Problem to solve
Reproduce every record below exactly as written, but leave out any pictures.

Information supplied
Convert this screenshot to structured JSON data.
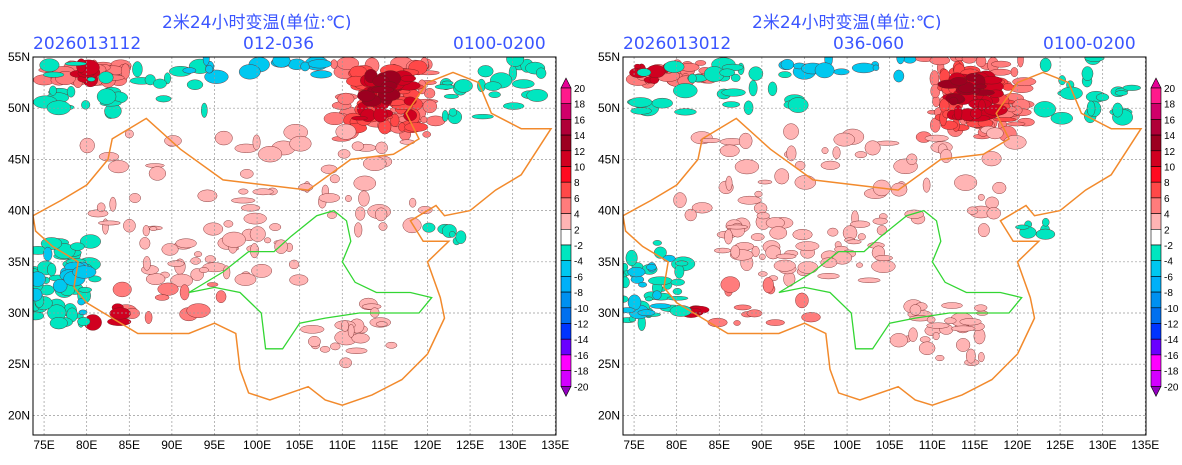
{
  "panels": [
    {
      "title": "2米24小时变温(单位:℃)",
      "init_time": "2026013112",
      "forecast_range": "012-036",
      "period": "0100-0200"
    },
    {
      "title": "2米24小时变温(单位:℃)",
      "init_time": "2026013012",
      "forecast_range": "036-060",
      "period": "0100-0200"
    }
  ],
  "lat_labels": [
    "55N",
    "50N",
    "45N",
    "40N",
    "35N",
    "30N",
    "25N",
    "20N"
  ],
  "lon_labels": [
    "75E",
    "80E",
    "85E",
    "90E",
    "95E",
    "100E",
    "105E",
    "110E",
    "115E",
    "120E",
    "125E",
    "130E",
    "135E"
  ],
  "colorbar": {
    "labels": [
      "20",
      "18",
      "16",
      "14",
      "12",
      "10",
      "8",
      "6",
      "4",
      "2",
      "-2",
      "-4",
      "-6",
      "-8",
      "-10",
      "-12",
      "-14",
      "-16",
      "-18",
      "-20"
    ],
    "colors": [
      "#e60096",
      "#ff1a8c",
      "#d0006a",
      "#b00038",
      "#9c0020",
      "#d00020",
      "#ff0a20",
      "#ff4848",
      "#ff7c7c",
      "#ffb4b4",
      "#ffffff",
      "#00e6c0",
      "#00c8f0",
      "#00b0f8",
      "#0090f0",
      "#0070f0",
      "#0034ff",
      "#6a00ff",
      "#ff00ff",
      "#d400ff",
      "#9400c0"
    ]
  }
}
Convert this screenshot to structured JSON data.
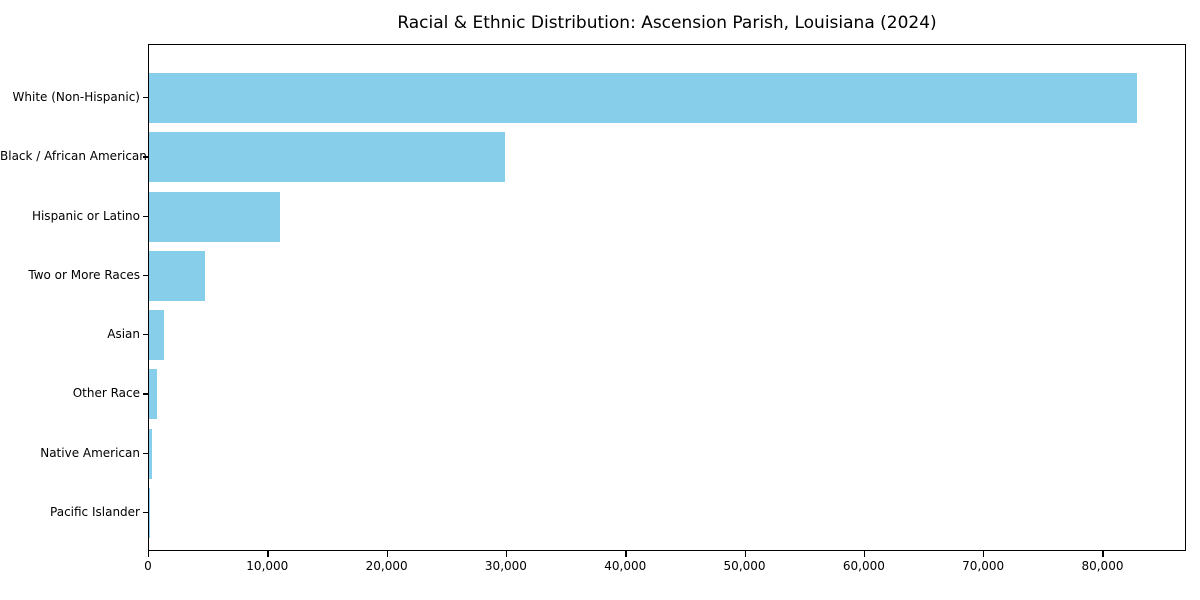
{
  "figure": {
    "background": "#ffffff",
    "spine_color": "#000000"
  },
  "chart_data": {
    "type": "bar",
    "orientation": "horizontal",
    "title": "Racial & Ethnic Distribution: Ascension Parish, Louisiana (2024)",
    "categories": [
      "White (Non-Hispanic)",
      "Black / African American",
      "Hispanic or Latino",
      "Two or More Races",
      "Asian",
      "Other Race",
      "Native American",
      "Pacific Islander"
    ],
    "values": [
      83000,
      29900,
      11000,
      4700,
      1300,
      650,
      250,
      50
    ],
    "bar_color": "#87CEEB",
    "xlabel": "",
    "ylabel": "",
    "xlim": [
      0,
      87000
    ],
    "xticks": [
      0,
      10000,
      20000,
      30000,
      40000,
      50000,
      60000,
      70000,
      80000
    ],
    "xtick_labels": [
      "0",
      "10,000",
      "20,000",
      "30,000",
      "40,000",
      "50,000",
      "60,000",
      "70,000",
      "80,000"
    ],
    "grid": false,
    "legend_position": "none"
  }
}
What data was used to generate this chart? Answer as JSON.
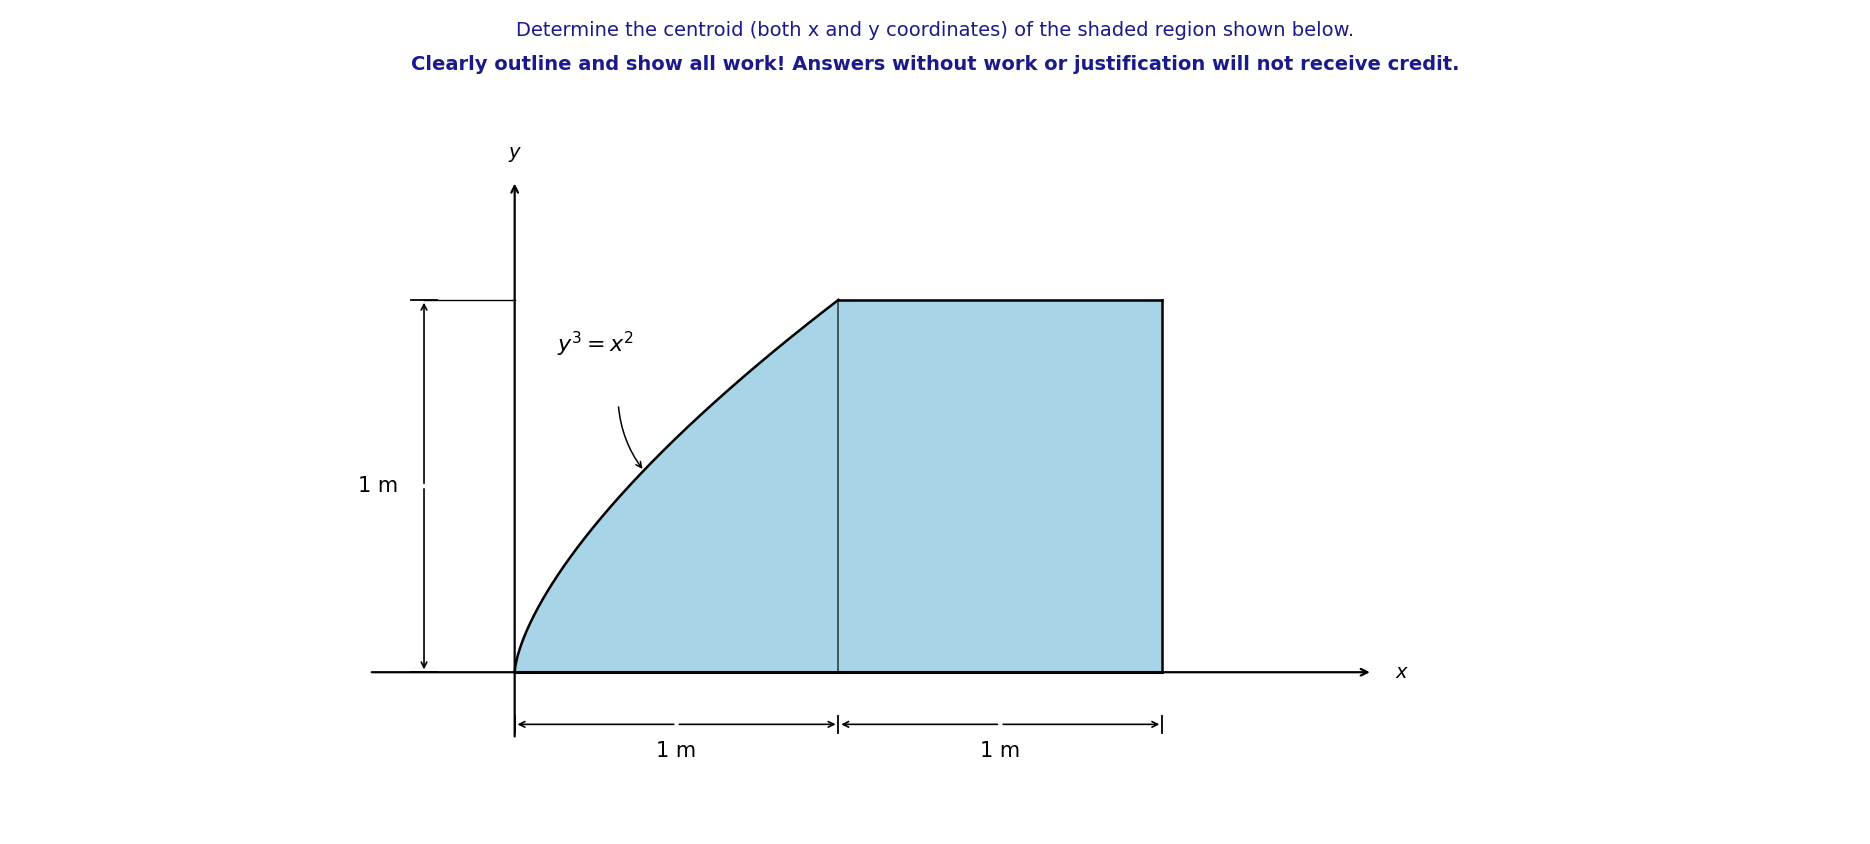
{
  "title_line1": "Determine the centroid (both x and y coordinates) of the shaded region shown below.",
  "title_line2": "Clearly outline and show all work! Answers without work or justification will not receive credit.",
  "title_color": "#1a1a8c",
  "shade_color": "#a8d4e8",
  "shade_alpha": 1.0,
  "curve_color": "#000000",
  "label_color": "#000000",
  "bg_color": "#ffffff",
  "x_axis_label": "x",
  "y_axis_label": "y",
  "dim_label_1m_h": "1 m",
  "dim_label_1m_v": "1 m",
  "font_size_title1": 14,
  "font_size_title2": 14,
  "font_size_label": 14,
  "font_size_eq": 14,
  "font_size_dim": 14
}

Task response
Convert this screenshot to structured JSON data.
{
  "panels": [
    {
      "title": "2米24小时变温(单位:℃)",
      "init_time": "2026013112",
      "forecast_range": "012-036",
      "period": "0100-0200"
    },
    {
      "title": "2米24小时变温(单位:℃)",
      "init_time": "2026013012",
      "forecast_range": "036-060",
      "period": "0100-0200"
    }
  ],
  "lat_labels": [
    "55N",
    "50N",
    "45N",
    "40N",
    "35N",
    "30N",
    "25N",
    "20N"
  ],
  "lon_labels": [
    "75E",
    "80E",
    "85E",
    "90E",
    "95E",
    "100E",
    "105E",
    "110E",
    "115E",
    "120E",
    "125E",
    "130E",
    "135E"
  ],
  "colorbar": {
    "labels": [
      "20",
      "18",
      "16",
      "14",
      "12",
      "10",
      "8",
      "6",
      "4",
      "2",
      "-2",
      "-4",
      "-6",
      "-8",
      "-10",
      "-12",
      "-14",
      "-16",
      "-18",
      "-20"
    ],
    "colors": [
      "#e60096",
      "#ff1a8c",
      "#d0006a",
      "#b00038",
      "#9c0020",
      "#d00020",
      "#ff0a20",
      "#ff4848",
      "#ff7c7c",
      "#ffb4b4",
      "#ffffff",
      "#00e6c0",
      "#00c8f0",
      "#00b0f8",
      "#0090f0",
      "#0070f0",
      "#0034ff",
      "#6a00ff",
      "#ff00ff",
      "#d400ff",
      "#9400c0"
    ]
  }
}
Convert this screenshot to structured JSON data.
{
  "figure": {
    "background": "#ffffff",
    "spine_color": "#000000"
  },
  "chart_data": {
    "type": "bar",
    "orientation": "horizontal",
    "title": "Racial & Ethnic Distribution: Ascension Parish, Louisiana (2024)",
    "categories": [
      "White (Non-Hispanic)",
      "Black / African American",
      "Hispanic or Latino",
      "Two or More Races",
      "Asian",
      "Other Race",
      "Native American",
      "Pacific Islander"
    ],
    "values": [
      83000,
      29900,
      11000,
      4700,
      1300,
      650,
      250,
      50
    ],
    "bar_color": "#87CEEB",
    "xlabel": "",
    "ylabel": "",
    "xlim": [
      0,
      87000
    ],
    "xticks": [
      0,
      10000,
      20000,
      30000,
      40000,
      50000,
      60000,
      70000,
      80000
    ],
    "xtick_labels": [
      "0",
      "10,000",
      "20,000",
      "30,000",
      "40,000",
      "50,000",
      "60,000",
      "70,000",
      "80,000"
    ],
    "grid": false,
    "legend_position": "none"
  }
}
What data was used to generate this chart? Answer as JSON.
{
  "title_line1": "Determine the centroid (both x and y coordinates) of the shaded region shown below.",
  "title_line2": "Clearly outline and show all work! Answers without work or justification will not receive credit.",
  "title_color": "#1a1a8c",
  "shade_color": "#a8d4e8",
  "shade_alpha": 1.0,
  "curve_color": "#000000",
  "label_color": "#000000",
  "bg_color": "#ffffff",
  "x_axis_label": "x",
  "y_axis_label": "y",
  "dim_label_1m_h": "1 m",
  "dim_label_1m_v": "1 m",
  "font_size_title1": 14,
  "font_size_title2": 14,
  "font_size_label": 14,
  "font_size_eq": 14,
  "font_size_dim": 14
}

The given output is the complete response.